Input for this task.

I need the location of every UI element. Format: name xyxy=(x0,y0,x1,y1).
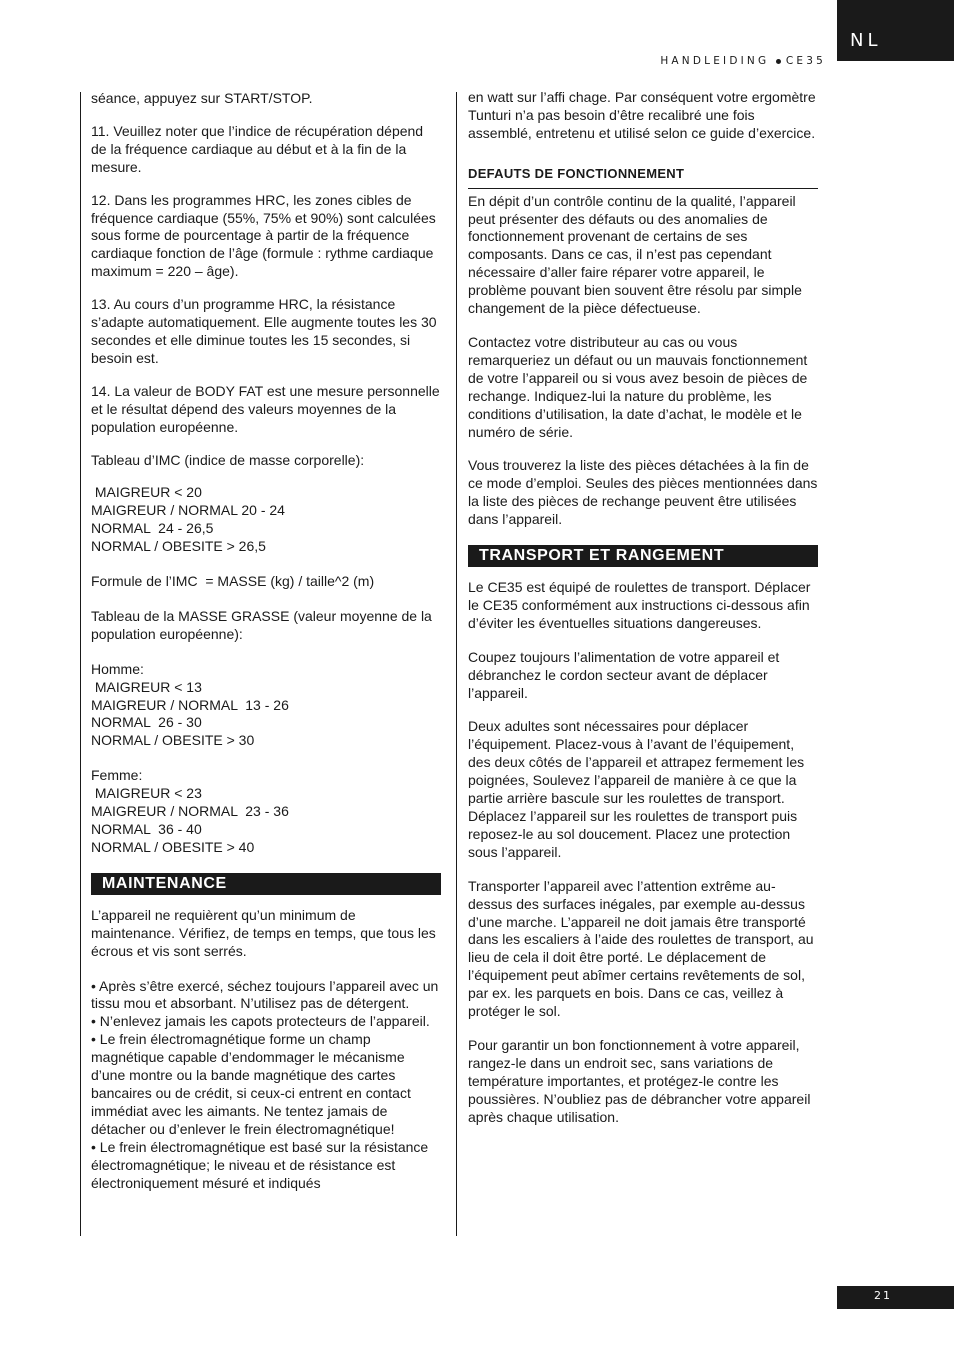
imc-formula: Formule de l’IMC = MASSE (kg) / taille^2 (m) xyxy=(91,573,375,590)
bullet-dot-icon: • xyxy=(91,977,100,994)
paragraph: 11. Veuillez noter que l’indice de récupération dépend de la fréquence cardiaque au début et à la fin de la mesure. xyxy=(91,122,424,175)
paragraph: séance, appuyez sur START/STOP. xyxy=(91,90,313,106)
paragraph: Vous trouverez la liste des pièces détachées à la fin de ce mode d’emploi. Seules des pièces mentionnées dans la liste des pièces de rechange peuvent être utilisées dans l’appareil. xyxy=(468,457,818,528)
right-column xyxy=(468,89,818,1127)
paragraph: Transporter l’appareil avec l’attention extrême au-dessus des surfaces inégales, par exemple au-dessus d’une marche. L’appareil ne doit jamais être transporté dans les escaliers à l’aide des roulettes de transport, au lieu de cela il doit être porté. Le déplacement de l’équipement peut abîmer certains revêtements de sol, par ex. les parquets en bois. Dans ce cas, veillez à protéger le sol. xyxy=(468,877,814,1020)
bullet-dot-icon: • xyxy=(91,1138,100,1155)
fat-line: NORMAL 36 - 40 xyxy=(91,821,202,837)
bullet-item: • Le frein électromagnétique forme un champ magnétique capable d’endommager le mécanisme d’une montre ou la bande magnétique des cartes bancaires ou de crédit, si ceux-ci entrent en contact immédiat avec les aimants. Ne tentez jamais de détacher ou d’enlever le frein électromagnétique! xyxy=(91,1031,411,1137)
femme-label: Femme: xyxy=(91,767,143,784)
bullet-dot-icon: • xyxy=(91,1013,100,1030)
fat-line: MAIGREUR / NORMAL 13 - 26 xyxy=(91,696,289,713)
fat-table-title: Tableau de la MASSE GRASSE (valeur moyenne de la population européenne): xyxy=(91,607,432,642)
transport-heading: TRANSPORT ET RANGEMENT xyxy=(468,545,818,567)
language-tab xyxy=(837,0,954,61)
bullet-item: • N’enlevez jamais les capots protecteurs de l’appareil. xyxy=(91,1013,430,1030)
paragraph: L’appareil ne requièrent qu’un minimum de maintenance. Vérifiez, de temps en temps, que tous les écrous et vis sont serrés. xyxy=(91,906,436,959)
fat-line: NORMAL / OBESITE > 30 xyxy=(91,732,255,749)
paragraph: en watt sur l’affi chage. Par conséquent votre ergomètre Tunturi n’a pas besoin d’être recalibré une fois assemblé, entretenu et utilisé selon ce guide d’exercice. xyxy=(468,89,816,141)
fat-line: NORMAL / OBESITE > 40 xyxy=(91,838,255,855)
paragraph: 14. La valeur de BODY FAT est une mesure personnelle et le résultat dépend des valeurs moyennes de la population européenne. xyxy=(91,382,440,435)
homme-label: Homme: xyxy=(91,660,144,677)
language-tab-label: NL xyxy=(850,30,882,51)
paragraph: Coupez toujours l’alimentation de votre appareil et débranchez le cordon secteur avant de déplacer l’appareil. xyxy=(468,648,780,701)
left-margin-rule xyxy=(80,92,81,1236)
imc-line: MAIGREUR / NORMAL 20 - 24 xyxy=(91,502,285,519)
paragraph: Contactez votre distributeur au cas ou vous remarqueriez un défaut ou un mauvais fonctionnement de votre l’appareil ou si vous avez besoin de pièces de rechange. Indiquez-lui la nature du problème, les conditions d’utilisation, la date d’achat, le modèle et le numéro de série. xyxy=(468,333,808,440)
fat-line: MAIGREUR < 23 xyxy=(91,785,202,802)
imc-line: NORMAL 24 - 26,5 xyxy=(91,520,214,537)
fat-line: NORMAL 26 - 30 xyxy=(91,714,202,731)
running-header xyxy=(560,55,826,67)
column-divider-rule xyxy=(456,92,457,1236)
bullet-item: • Le frein électromagnétique est basé sur la résistance électromagnétique; le niveau et de résistance est électroniquement mésuré et indiqués xyxy=(91,1138,429,1191)
imc-line: NORMAL / OBESITE > 26,5 xyxy=(91,538,266,555)
paragraph: Le CE35 est équipé de roulettes de transport. Déplacer le CE35 conformément aux instructions ci-dessous afin d’éviter les éventuelles situations dangereuses. xyxy=(468,579,811,631)
paragraph: En dépit d’un contrôle continu de la qualité, l’appareil peut présenter des défauts ou des anomalies de fonctionnement provenant de certains de ses composants. Dans ce cas, il n’est pas cependant nécessaire d’aller faire réparer votre appareil, le problème pouvant bien souvent être résolu par simple changement de la pièce défectueuse. xyxy=(468,192,802,317)
bullet-dot-icon: • xyxy=(91,1031,100,1048)
model-name: CE35 xyxy=(785,55,826,67)
paragraph: 12. Dans les programmes HRC, les zones cibles de fréquence cardiaque (55%, 75% et 90%) sont calculées sous forme de pourcentage à partir de la fréquence cardiaque fonction de l’âge (formule : rythme cardiaque maximum = 220 – âge). xyxy=(91,191,436,280)
running-title: HANDLEIDING xyxy=(660,55,770,67)
paragraph: 13. Au cours d’un programme HRC, la résistance s’adapte automatiquement. Elle augmente toutes les 30 secondes et elle diminue toutes les 15 secondes, si besoin est. xyxy=(91,296,437,366)
fat-line: MAIGREUR < 13 xyxy=(91,678,202,695)
paragraph: Pour garantir un bon fonctionnement à votre appareil, rangez-le dans un endroit sec, sans variations de température importantes, et protégez-le contre les poussières. N’oubliez pas de débrancher votre appareil après chaque utilisation. xyxy=(468,1036,811,1125)
maintenance-heading: MAINTENANCE xyxy=(91,873,441,895)
fat-line: MAIGREUR / NORMAL 23 - 36 xyxy=(91,803,289,820)
bullet-item: • Après s’être exercé, séchez toujours l’appareil avec un tissu mou et absorbant. N’utilisez pas de détergent. xyxy=(91,977,439,1012)
imc-line: MAIGREUR < 20 xyxy=(91,484,202,501)
paragraph: Deux adultes sont nécessaires pour déplacer l’équipement. Placez-vous à l’avant de l’équipement, des deux côtés de l’appareil et attrapez fermement les poignées, Soulevez l’appareil de manière à ce que la partie arrière bascule sur les roulettes de transport. Déplacez l’appareil sur les roulettes de transport puis reposez-le au sol doucement. Placez une protection sous l’appareil. xyxy=(468,718,805,860)
bullet-dot-icon xyxy=(776,59,781,64)
page-number: 21 xyxy=(837,1286,954,1309)
imc-table-title: Tableau d’IMC (indice de masse corporelle): xyxy=(91,451,365,468)
defauts-heading: DEFAUTS DE FONCTIONNEMENT xyxy=(468,165,818,189)
left-column xyxy=(91,90,441,1192)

Exercise directions.
Return every line of the items above word for word, leaving out the pictures.

Exercise answer.
I need the location of every UI element. Format: name xyxy=(x0,y0,x1,y1).
imc-formula: Formule de l’IMC = MASSE (kg) / taille^2 (m) xyxy=(91,573,375,590)
bullet-dot-icon: • xyxy=(91,977,100,994)
paragraph: 11. Veuillez noter que l’indice de récupération dépend de la fréquence cardiaque au début et à la fin de la mesure. xyxy=(91,122,424,175)
paragraph: séance, appuyez sur START/STOP. xyxy=(91,90,313,106)
paragraph: Vous trouverez la liste des pièces détachées à la fin de ce mode d’emploi. Seules des pièces mentionnées dans la liste des pièces de rechange peuvent être utilisées dans l’appareil. xyxy=(468,457,818,528)
right-column xyxy=(468,89,818,1127)
paragraph: Transporter l’appareil avec l’attention extrême au-dessus des surfaces inégales, par exemple au-dessus d’une marche. L’appareil ne doit jamais être transporté dans les escaliers à l’aide des roulettes de transport, au lieu de cela il doit être porté. Le déplacement de l’équipement peut abîmer certains revêtements de sol, par ex. les parquets en bois. Dans ce cas, veillez à protéger le sol. xyxy=(468,877,814,1020)
bullet-dot-icon: • xyxy=(91,1138,100,1155)
fat-line: NORMAL 36 - 40 xyxy=(91,821,202,837)
bullet-item: • Le frein électromagnétique forme un champ magnétique capable d’endommager le mécanisme d’une montre ou la bande magnétique des cartes bancaires ou de crédit, si ceux-ci entrent en contact immédiat avec les aimants. Ne tentez jamais de détacher ou d’enlever le frein électromagnétique! xyxy=(91,1031,411,1137)
femme-label: Femme: xyxy=(91,767,143,784)
bullet-dot-icon: • xyxy=(91,1013,100,1030)
fat-line: MAIGREUR / NORMAL 13 - 26 xyxy=(91,696,289,713)
fat-table-title: Tableau de la MASSE GRASSE (valeur moyenne de la population européenne): xyxy=(91,607,432,642)
transport-heading: TRANSPORT ET RANGEMENT xyxy=(468,545,818,567)
language-tab xyxy=(837,0,954,61)
bullet-item: • N’enlevez jamais les capots protecteurs de l’appareil. xyxy=(91,1013,430,1030)
paragraph: L’appareil ne requièrent qu’un minimum de maintenance. Vérifiez, de temps en temps, que tous les écrous et vis sont serrés. xyxy=(91,906,436,959)
fat-line: NORMAL / OBESITE > 30 xyxy=(91,732,255,749)
paragraph: en watt sur l’affi chage. Par conséquent votre ergomètre Tunturi n’a pas besoin d’être recalibré une fois assemblé, entretenu et utilisé selon ce guide d’exercice. xyxy=(468,89,816,141)
fat-line: NORMAL / OBESITE > 40 xyxy=(91,838,255,855)
paragraph: 14. La valeur de BODY FAT est une mesure personnelle et le résultat dépend des valeurs moyennes de la population européenne. xyxy=(91,382,440,435)
homme-label: Homme: xyxy=(91,660,144,677)
language-tab-label: NL xyxy=(850,30,882,51)
paragraph: Coupez toujours l’alimentation de votre appareil et débranchez le cordon secteur avant de déplacer l’appareil. xyxy=(468,648,780,701)
left-margin-rule xyxy=(80,92,81,1236)
imc-line: MAIGREUR / NORMAL 20 - 24 xyxy=(91,502,285,519)
paragraph: Contactez votre distributeur au cas ou vous remarqueriez un défaut ou un mauvais fonctionnement de votre l’appareil ou si vous avez besoin de pièces de rechange. Indiquez-lui la nature du problème, les conditions d’utilisation, la date d’achat, le modèle et le numéro de série. xyxy=(468,333,808,440)
fat-line: MAIGREUR < 23 xyxy=(91,785,202,802)
imc-line: NORMAL 24 - 26,5 xyxy=(91,520,214,537)
fat-line: NORMAL 26 - 30 xyxy=(91,714,202,731)
running-header xyxy=(560,55,826,67)
column-divider-rule xyxy=(456,92,457,1236)
bullet-item: • Le frein électromagnétique est basé sur la résistance électromagnétique; le niveau et de résistance est électroniquement mésuré et indiqués xyxy=(91,1138,429,1191)
imc-line: NORMAL / OBESITE > 26,5 xyxy=(91,538,266,555)
paragraph: Le CE35 est équipé de roulettes de transport. Déplacer le CE35 conformément aux instructions ci-dessous afin d’éviter les éventuelles situations dangereuses. xyxy=(468,579,811,631)
paragraph: En dépit d’un contrôle continu de la qualité, l’appareil peut présenter des défauts ou des anomalies de fonctionnement provenant de certains de ses composants. Dans ce cas, il n’est pas cependant nécessaire d’aller faire réparer votre appareil, le problème pouvant bien souvent être résolu par simple changement de la pièce défectueuse. xyxy=(468,192,802,317)
bullet-dot-icon: • xyxy=(91,1031,100,1048)
model-name: CE35 xyxy=(785,55,826,67)
paragraph: 12. Dans les programmes HRC, les zones cibles de fréquence cardiaque (55%, 75% et 90%) sont calculées sous forme de pourcentage à partir de la fréquence cardiaque fonction de l’âge (formule : rythme cardiaque maximum = 220 – âge). xyxy=(91,191,436,280)
running-title: HANDLEIDING xyxy=(660,55,770,67)
paragraph: 13. Au cours d’un programme HRC, la résistance s’adapte automatiquement. Elle augmente toutes les 30 secondes et elle diminue toutes les 15 secondes, si besoin est. xyxy=(91,296,437,366)
fat-line: MAIGREUR < 13 xyxy=(91,678,202,695)
paragraph: Pour garantir un bon fonctionnement à votre appareil, rangez-le dans un endroit sec, sans variations de température importantes, et protégez-le contre les poussières. N’oubliez pas de débrancher votre appareil après chaque utilisation. xyxy=(468,1036,811,1125)
maintenance-heading: MAINTENANCE xyxy=(91,873,441,895)
fat-line: MAIGREUR / NORMAL 23 - 36 xyxy=(91,803,289,820)
bullet-item: • Après s’être exercé, séchez toujours l’appareil avec un tissu mou et absorbant. N’utilisez pas de détergent. xyxy=(91,977,439,1012)
imc-line: MAIGREUR < 20 xyxy=(91,484,202,501)
paragraph: Deux adultes sont nécessaires pour déplacer l’équipement. Placez-vous à l’avant de l’équipement, des deux côtés de l’appareil et attrapez fermement les poignées, Soulevez l’appareil de manière à ce que la partie arrière bascule sur les roulettes de transport. Déplacez l’appareil sur les roulettes de transport puis reposez-le au sol doucement. Placez une protection sous l’appareil. xyxy=(468,718,805,860)
bullet-dot-icon xyxy=(776,59,781,64)
page-number: 21 xyxy=(837,1286,954,1309)
imc-table-title: Tableau d’IMC (indice de masse corporelle): xyxy=(91,451,365,468)
defauts-heading: DEFAUTS DE FONCTIONNEMENT xyxy=(468,165,818,189)
left-column xyxy=(91,90,441,1192)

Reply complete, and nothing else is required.